Update the data below by replacing each "stat-value" with "metric-value" and keeping every other line and character the same. Write out the resulting lines, leaving out the pictures.

Element and region listings:
..........

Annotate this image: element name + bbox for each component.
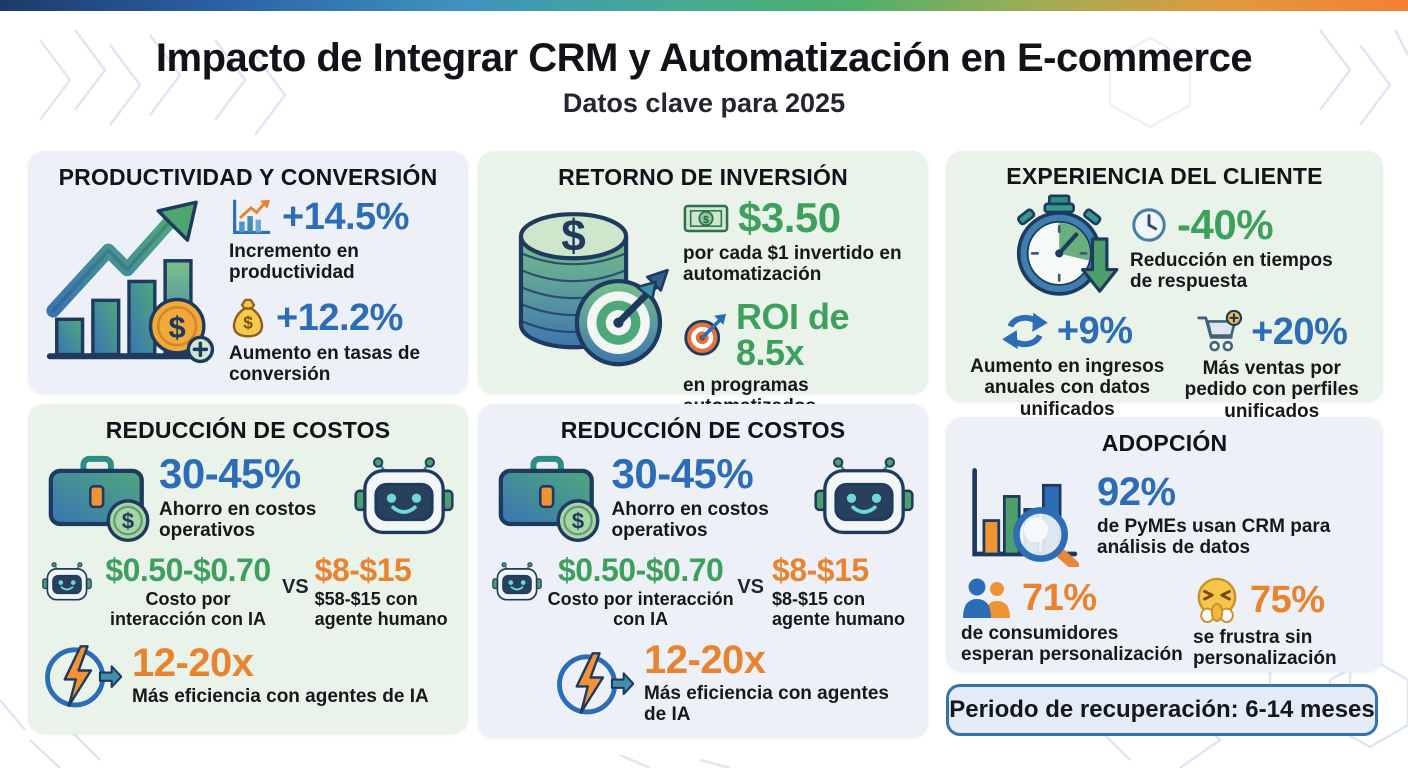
card-title: REDUCCIÓN DE COSTOS xyxy=(560,417,846,443)
frustrated-face-icon xyxy=(1193,577,1241,623)
briefcase-coin-icon xyxy=(42,452,154,542)
sync-arrows-icon xyxy=(1002,310,1048,352)
stat-value: 30-45% xyxy=(159,449,301,497)
stat-value: $3.50 xyxy=(738,194,841,241)
top-gradient-bar xyxy=(0,0,1408,11)
mini-chart-icon xyxy=(229,197,273,237)
stat-sales-per-order: +20% Más ventas por pedido con perfiles … xyxy=(1174,310,1369,422)
clock-icon xyxy=(1130,206,1168,244)
stat-operating-savings: 30-45% Ahorro en costos operativos xyxy=(611,449,807,542)
lightning-arrow-icon xyxy=(554,647,634,719)
stat-productivity: +14.5% Incremento en productividad xyxy=(229,197,444,284)
stat-roi-multiple: ROI de 8.5x en programas automatizados xyxy=(683,295,913,418)
stat-label: de PyMEs usan CRM para análisis de datos xyxy=(1097,515,1331,558)
briefcase-coin-icon xyxy=(492,452,604,542)
stat-frustration: 75% se frustra sin personalización xyxy=(1193,577,1368,670)
people-icon xyxy=(961,577,1013,619)
payback-period-text: Periodo de recuperación: 6-14 meses xyxy=(949,696,1375,723)
stat-value: 71% xyxy=(1022,577,1097,619)
stat-value: +9% xyxy=(1056,310,1133,352)
stat-value: $0.50-$0.70 xyxy=(558,552,724,588)
page-subtitle: Datos clave para 2025 xyxy=(562,88,846,118)
stat-human-cost: $8-$15 $58-$15 con agente humano xyxy=(315,554,454,630)
stat-label: Aumento en tasas de conversión xyxy=(229,342,421,386)
stat-label: se frustra sin personalización xyxy=(1193,627,1337,670)
stat-value: +20% xyxy=(1251,311,1348,353)
card-title: EXPERIENCIA DEL CLIENTE xyxy=(1006,163,1323,189)
chart-magnifier-icon xyxy=(961,463,1083,567)
growth-chart-coin-icon xyxy=(43,197,215,365)
stat-label: Ahorro en costos operativos xyxy=(159,498,317,541)
card-productividad-conversion: PRODUCTIVIDAD Y CONVERSIÓN +14.5% Increm… xyxy=(28,151,468,394)
card-title: RETORNO DE INVERSIÓN xyxy=(558,164,848,190)
target-dart-icon xyxy=(683,313,727,357)
coin-stack-target-icon xyxy=(493,197,671,367)
card-reduccion-costos-centro: REDUCCIÓN DE COSTOS 30-45% Ahorro en cos… xyxy=(478,404,928,738)
stat-conversion: +12.2% Aumento en tasas de conversión xyxy=(229,297,444,386)
stat-label: Aumento en ingresos anuales con datos un… xyxy=(970,356,1165,420)
stat-value: 12-20x xyxy=(644,637,766,682)
stat-efficiency: 12-20x Más eficiencia con agentes de IA xyxy=(644,640,894,726)
card-reduccion-costos-izquierda: REDUCCIÓN DE COSTOS 30-45% Ahorro en cos… xyxy=(28,404,468,734)
money-bag-icon xyxy=(229,297,267,339)
stat-efficiency: 12-20x Más eficiencia con agentes de IA xyxy=(132,643,442,707)
stat-value: 92% xyxy=(1097,469,1176,514)
stat-label: $58-$15 con agente humano xyxy=(314,589,448,630)
robot-icon xyxy=(354,457,454,537)
lightning-arrow-icon xyxy=(42,640,122,712)
stat-operating-savings: 30-45% Ahorro en costos operativos xyxy=(159,449,349,542)
card-title: PRODUCTIVIDAD Y CONVERSIÓN xyxy=(58,164,438,190)
stat-consumers-personalization: 71% de consumidores esperan personalizac… xyxy=(961,577,1193,666)
stat-label: Más ventas por pedido con perfiles unifi… xyxy=(1184,358,1359,422)
page-title: Impacto de Integrar CRM y Automatización… xyxy=(155,36,1253,80)
robot-icon xyxy=(814,457,914,537)
card-adopcion: ADOPCIÓN 92% de PyMEs usan CRM para anál… xyxy=(946,417,1383,672)
stat-return-per-dollar: $3.50 por cada $1 invertido en automatiz… xyxy=(683,197,913,286)
card-title: ADOPCIÓN xyxy=(1101,430,1228,456)
stat-human-cost: $8-$15 $8-$15 con agente humano xyxy=(772,554,914,630)
stat-value: 75% xyxy=(1250,579,1325,621)
stat-value: -40% xyxy=(1177,200,1274,248)
stat-annual-revenue: +9% Aumento en ingresos anuales con dato… xyxy=(960,310,1174,420)
stat-label: Ahorro en costos operativos xyxy=(611,498,769,541)
stat-value: $0.50-$0.70 xyxy=(105,552,271,588)
stat-response-time: -40% Reducción en tiempos de respuesta xyxy=(1130,200,1355,293)
stat-label: Costo por interacción con IA xyxy=(109,589,266,630)
stat-label: Incremento en productividad xyxy=(229,241,359,284)
card-retorno-inversion: RETORNO DE INVERSIÓN $3.50 por cada $1 i… xyxy=(478,151,928,417)
stat-value: ROI de 8.5x xyxy=(736,295,850,373)
stat-label: de consumidores esperan personalización xyxy=(961,623,1183,666)
cart-plus-icon xyxy=(1196,310,1242,354)
stat-label: Reducción en tiempos de respuesta xyxy=(1130,249,1333,292)
stat-value: +14.5% xyxy=(282,196,409,238)
stat-value: 12-20x xyxy=(132,641,254,686)
stat-label: $8-$15 con agente humano xyxy=(772,589,906,630)
payback-period-banner: Periodo de recuperación: 6-14 meses xyxy=(946,684,1378,736)
stat-value: +12.2% xyxy=(276,296,403,339)
robot-icon xyxy=(492,562,542,602)
vs-label: VS xyxy=(281,576,309,598)
stopwatch-down-arrow-icon xyxy=(1002,194,1120,302)
stat-value: $8-$15 xyxy=(772,552,869,588)
stat-ai-cost: $0.50-$0.70 Costo por interacción con IA xyxy=(96,554,280,630)
stat-label: Más eficiencia con agentes de IA xyxy=(132,686,429,708)
vs-label: VS xyxy=(737,576,765,598)
stat-pymes-crm: 92% de PyMEs usan CRM para análisis de d… xyxy=(1097,472,1359,559)
stat-label: por cada $1 invertido en automatización xyxy=(683,243,902,286)
card-experiencia-cliente: EXPERIENCIA DEL CLIENTE -40% Reducción e… xyxy=(946,151,1383,422)
stat-value: $8-$15 xyxy=(314,552,412,588)
dollar-bill-icon xyxy=(683,203,729,234)
card-title: REDUCCIÓN DE COSTOS xyxy=(105,417,391,443)
robot-icon xyxy=(42,562,92,602)
stat-ai-cost: $0.50-$0.70 Costo por interacción con IA xyxy=(546,554,735,630)
stat-label: Más eficiencia con agentes de IA xyxy=(644,682,889,726)
stat-value: 30-45% xyxy=(611,449,754,497)
stat-label: Costo por interacción con IA xyxy=(547,589,734,630)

..........

▶ **Task result**
Annotate this image: element name + bbox for each component.
card-title: REDUCCIÓN DE COSTOS xyxy=(560,417,846,443)
frustrated-face-icon xyxy=(1193,577,1241,623)
briefcase-coin-icon xyxy=(42,452,154,542)
sync-arrows-icon xyxy=(1002,310,1048,352)
metric-value: 30-45% xyxy=(159,449,301,497)
metric-value: $3.50 xyxy=(738,194,841,241)
top-gradient-bar xyxy=(0,0,1408,11)
mini-chart-icon xyxy=(229,197,273,237)
stat-sales-per-order: +20% Más ventas por pedido con perfiles … xyxy=(1174,310,1369,422)
clock-icon xyxy=(1130,206,1168,244)
stat-operating-savings: 30-45% Ahorro en costos operativos xyxy=(611,449,807,542)
lightning-arrow-icon xyxy=(554,647,634,719)
stat-productivity: +14.5% Incremento en productividad xyxy=(229,197,444,284)
stat-roi-multiple: ROI de 8.5x en programas automatizados xyxy=(683,295,913,418)
stat-label: de PyMEs usan CRM para análisis de datos xyxy=(1097,515,1331,558)
briefcase-coin-icon xyxy=(492,452,604,542)
stat-frustration: 75% se frustra sin personalización xyxy=(1193,577,1368,670)
people-icon xyxy=(961,577,1013,619)
payback-period-text: Periodo de recuperación: 6-14 meses xyxy=(949,696,1375,723)
metric-value: 71% xyxy=(1022,577,1097,619)
metric-value: +9% xyxy=(1056,310,1133,352)
metric-value: $0.50-$0.70 xyxy=(558,552,724,588)
page-subtitle: Datos clave para 2025 xyxy=(562,88,846,118)
stat-human-cost: $8-$15 $58-$15 con agente humano xyxy=(315,554,454,630)
stat-label: Aumento en tasas de conversión xyxy=(229,342,421,386)
stat-label: se frustra sin personalización xyxy=(1193,627,1337,670)
metric-value: +20% xyxy=(1251,311,1348,353)
card-title: EXPERIENCIA DEL CLIENTE xyxy=(1006,163,1323,189)
chart-magnifier-icon xyxy=(961,463,1083,567)
growth-chart-coin-icon xyxy=(43,197,215,365)
stat-label: Ahorro en costos operativos xyxy=(159,498,317,541)
card-productividad-conversion: PRODUCTIVIDAD Y CONVERSIÓN +14.5% Increm… xyxy=(28,151,468,394)
card-title: RETORNO DE INVERSIÓN xyxy=(558,164,848,190)
target-dart-icon xyxy=(683,313,727,357)
coin-stack-target-icon xyxy=(493,197,671,367)
card-reduccion-costos-centro: REDUCCIÓN DE COSTOS 30-45% Ahorro en cos… xyxy=(478,404,928,738)
stat-conversion: +12.2% Aumento en tasas de conversión xyxy=(229,297,444,386)
stat-label: Aumento en ingresos anuales con datos un… xyxy=(970,356,1165,420)
metric-value: 12-20x xyxy=(644,637,766,682)
stat-efficiency: 12-20x Más eficiencia con agentes de IA xyxy=(644,640,894,726)
card-reduccion-costos-izquierda: REDUCCIÓN DE COSTOS 30-45% Ahorro en cos… xyxy=(28,404,468,734)
money-bag-icon xyxy=(229,297,267,339)
stat-efficiency: 12-20x Más eficiencia con agentes de IA xyxy=(132,643,442,707)
metric-value: 92% xyxy=(1097,469,1176,514)
stat-label: $58-$15 con agente humano xyxy=(314,589,448,630)
robot-icon xyxy=(354,457,454,537)
lightning-arrow-icon xyxy=(42,640,122,712)
stat-operating-savings: 30-45% Ahorro en costos operativos xyxy=(159,449,349,542)
card-title: PRODUCTIVIDAD Y CONVERSIÓN xyxy=(58,164,438,190)
stat-consumers-personalization: 71% de consumidores esperan personalizac… xyxy=(961,577,1193,666)
stat-label: Más ventas por pedido con perfiles unifi… xyxy=(1184,358,1359,422)
page-title: Impacto de Integrar CRM y Automatización… xyxy=(155,36,1253,80)
robot-icon xyxy=(814,457,914,537)
card-adopcion: ADOPCIÓN 92% de PyMEs usan CRM para anál… xyxy=(946,417,1383,672)
stat-return-per-dollar: $3.50 por cada $1 invertido en automatiz… xyxy=(683,197,913,286)
card-title: ADOPCIÓN xyxy=(1101,430,1228,456)
stat-human-cost: $8-$15 $8-$15 con agente humano xyxy=(772,554,914,630)
metric-value: 75% xyxy=(1250,579,1325,621)
metric-value: -40% xyxy=(1177,200,1274,248)
stat-annual-revenue: +9% Aumento en ingresos anuales con dato… xyxy=(960,310,1174,420)
stat-label: Ahorro en costos operativos xyxy=(611,498,769,541)
metric-value: $0.50-$0.70 xyxy=(105,552,271,588)
stat-response-time: -40% Reducción en tiempos de respuesta xyxy=(1130,200,1355,293)
stat-label: Costo por interacción con IA xyxy=(109,589,266,630)
stat-label: Incremento en productividad xyxy=(229,241,359,284)
card-retorno-inversion: RETORNO DE INVERSIÓN $3.50 por cada $1 i… xyxy=(478,151,928,417)
metric-value: ROI de 8.5x xyxy=(736,295,850,373)
stat-label: de consumidores esperan personalización xyxy=(961,623,1183,666)
cart-plus-icon xyxy=(1196,310,1242,354)
stat-label: Reducción en tiempos de respuesta xyxy=(1130,249,1333,292)
metric-value: +14.5% xyxy=(282,196,409,238)
metric-value: 12-20x xyxy=(132,641,254,686)
stat-label: $8-$15 con agente humano xyxy=(772,589,906,630)
payback-period-banner: Periodo de recuperación: 6-14 meses xyxy=(946,684,1378,736)
metric-value: +12.2% xyxy=(276,296,403,339)
robot-icon xyxy=(492,562,542,602)
vs-label: VS xyxy=(281,576,309,598)
stopwatch-down-arrow-icon xyxy=(1002,194,1120,302)
metric-value: $8-$15 xyxy=(772,552,869,588)
stat-ai-cost: $0.50-$0.70 Costo por interacción con IA xyxy=(96,554,280,630)
stat-label: Más eficiencia con agentes de IA xyxy=(132,686,429,708)
vs-label: VS xyxy=(737,576,765,598)
stat-pymes-crm: 92% de PyMEs usan CRM para análisis de d… xyxy=(1097,472,1359,559)
stat-label: por cada $1 invertido en automatización xyxy=(683,243,902,286)
card-experiencia-cliente: EXPERIENCIA DEL CLIENTE -40% Reducción e… xyxy=(946,151,1383,422)
metric-value: $8-$15 xyxy=(314,552,412,588)
dollar-bill-icon xyxy=(683,203,729,234)
card-title: REDUCCIÓN DE COSTOS xyxy=(105,417,391,443)
robot-icon xyxy=(42,562,92,602)
stat-ai-cost: $0.50-$0.70 Costo por interacción con IA xyxy=(546,554,735,630)
stat-label: Más eficiencia con agentes de IA xyxy=(644,682,889,726)
metric-value: 30-45% xyxy=(611,449,754,497)
stat-label: Costo por interacción con IA xyxy=(547,589,734,630)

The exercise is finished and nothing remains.